== Do this ==
Below are the records. Reproduce exactly the lines from the one containing "What's the underlying" through the final line, and omit any pictures.

== Data section ==

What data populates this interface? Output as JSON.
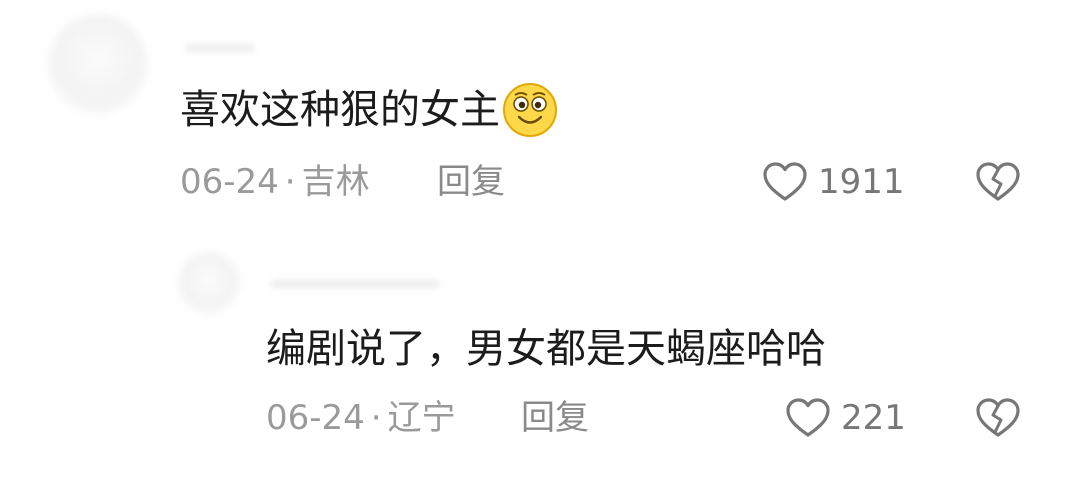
{
  "comments": [
    {
      "text": "喜欢这种狠的女主",
      "emoji": "smile-emoji",
      "date": "06-24",
      "separator": "·",
      "location": "吉林",
      "reply_label": "回复",
      "likes": "1911"
    },
    {
      "text": "编剧说了，男女都是天蝎座哈哈",
      "date": "06-24",
      "separator": "·",
      "location": "辽宁",
      "reply_label": "回复",
      "likes": "221"
    }
  ],
  "colors": {
    "text": "#1c1c1c",
    "meta": "#9a9a9a",
    "icon": "#777777",
    "emoji_face": "#ffd84a"
  },
  "icons": {
    "like": "heart-outline-icon",
    "dislike": "broken-heart-icon"
  }
}
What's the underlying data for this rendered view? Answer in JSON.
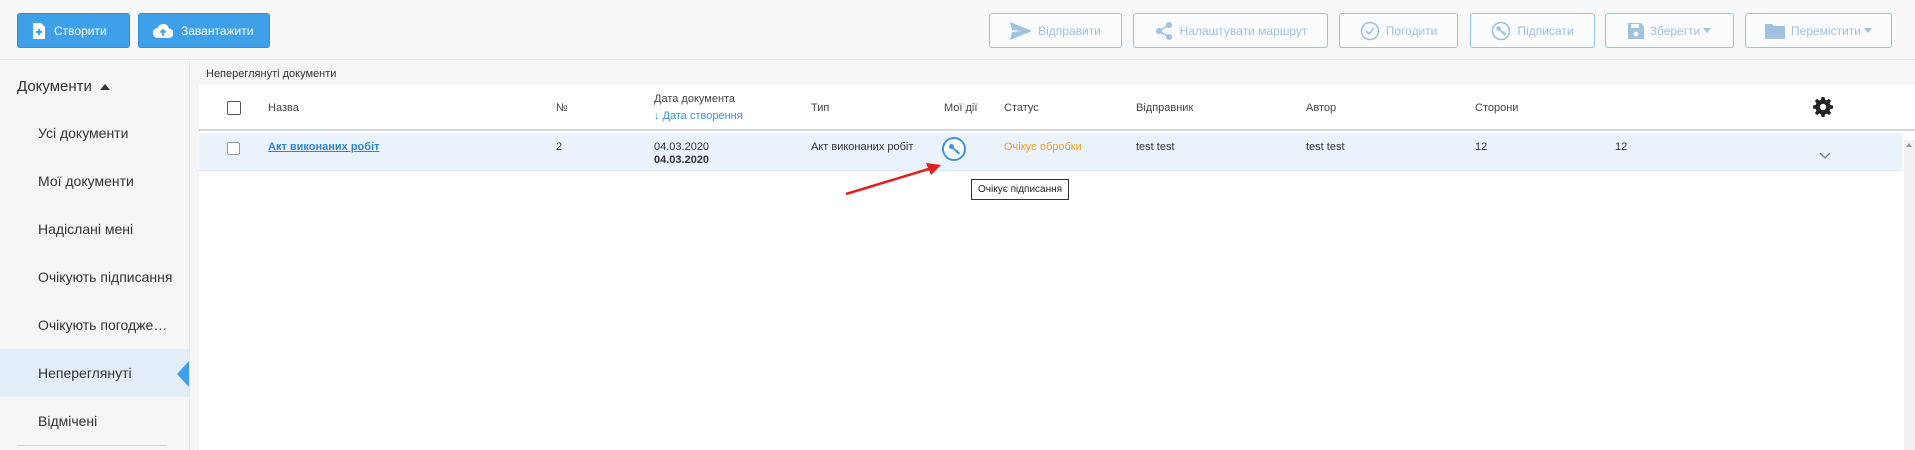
{
  "toolbar": {
    "create_label": "Створити",
    "upload_label": "Завантажити",
    "send_label": "Відправити",
    "route_label": "Налаштувати маршрут",
    "approve_label": "Погодити",
    "sign_label": "Підписати",
    "save_label": "Зберегти",
    "move_label": "Перемістити"
  },
  "sidebar": {
    "heading": "Документи",
    "items": [
      {
        "label": "Усі документи"
      },
      {
        "label": "Мої документи"
      },
      {
        "label": "Надіслані мені"
      },
      {
        "label": "Очікують підписання"
      },
      {
        "label": "Очікують погодження"
      },
      {
        "label": "Непереглянуті",
        "active": true
      },
      {
        "label": "Відмічені"
      }
    ]
  },
  "main": {
    "breadcrumb": "Непереглянуті документи",
    "columns": {
      "name": "Назва",
      "number": "№",
      "doc_date": "Дата документа",
      "created_date": "↓ Дата створення",
      "type": "Тип",
      "my_actions": "Мої дії",
      "status": "Статус",
      "sender": "Відправник",
      "author": "Автор",
      "parties": "Сторони"
    },
    "rows": [
      {
        "name": "Акт виконаних робіт",
        "number": "2",
        "doc_date": "04.03.2020",
        "created_date": "04.03.2020",
        "type": "Акт виконаних робіт",
        "status": "Очікує обробки",
        "sender": "test test",
        "author": "test test",
        "party1": "12",
        "party2": "12"
      }
    ],
    "tooltip": "Очікує підписання"
  },
  "colors": {
    "primary": "#3fa0ea",
    "link": "#2a87d5",
    "status_pending": "#f0a020",
    "row_highlight": "#eaf3fc",
    "arrow": "#e41e1e"
  },
  "icons": [
    "file-plus-icon",
    "cloud-upload-icon",
    "send-icon",
    "share-icon",
    "check-circle-icon",
    "key-icon",
    "save-icon",
    "folder-icon",
    "gear-icon",
    "chevron-down-icon"
  ]
}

== Complete answer ==
What's the underlying data for this rendered view? Answer in JSON.
{
  "toolbar": {
    "create_label": "Створити",
    "upload_label": "Завантажити",
    "send_label": "Відправити",
    "route_label": "Налаштувати маршрут",
    "approve_label": "Погодити",
    "sign_label": "Підписати",
    "save_label": "Зберегти",
    "move_label": "Перемістити"
  },
  "sidebar": {
    "heading": "Документи",
    "items": [
      {
        "label": "Усі документи"
      },
      {
        "label": "Мої документи"
      },
      {
        "label": "Надіслані мені"
      },
      {
        "label": "Очікують підписання"
      },
      {
        "label": "Очікують погодження"
      },
      {
        "label": "Непереглянуті",
        "active": true
      },
      {
        "label": "Відмічені"
      }
    ]
  },
  "main": {
    "breadcrumb": "Непереглянуті документи",
    "columns": {
      "name": "Назва",
      "number": "№",
      "doc_date": "Дата документа",
      "created_date": "↓ Дата створення",
      "type": "Тип",
      "my_actions": "Мої дії",
      "status": "Статус",
      "sender": "Відправник",
      "author": "Автор",
      "parties": "Сторони"
    },
    "rows": [
      {
        "name": "Акт виконаних робіт",
        "number": "2",
        "doc_date": "04.03.2020",
        "created_date": "04.03.2020",
        "type": "Акт виконаних робіт",
        "status": "Очікує обробки",
        "sender": "test test",
        "author": "test test",
        "party1": "12",
        "party2": "12"
      }
    ],
    "tooltip": "Очікує підписання"
  },
  "colors": {
    "primary": "#3fa0ea",
    "link": "#2a87d5",
    "status_pending": "#f0a020",
    "row_highlight": "#eaf3fc",
    "arrow": "#e41e1e"
  },
  "icons": [
    "file-plus-icon",
    "cloud-upload-icon",
    "send-icon",
    "share-icon",
    "check-circle-icon",
    "key-icon",
    "save-icon",
    "folder-icon",
    "gear-icon",
    "chevron-down-icon"
  ]
}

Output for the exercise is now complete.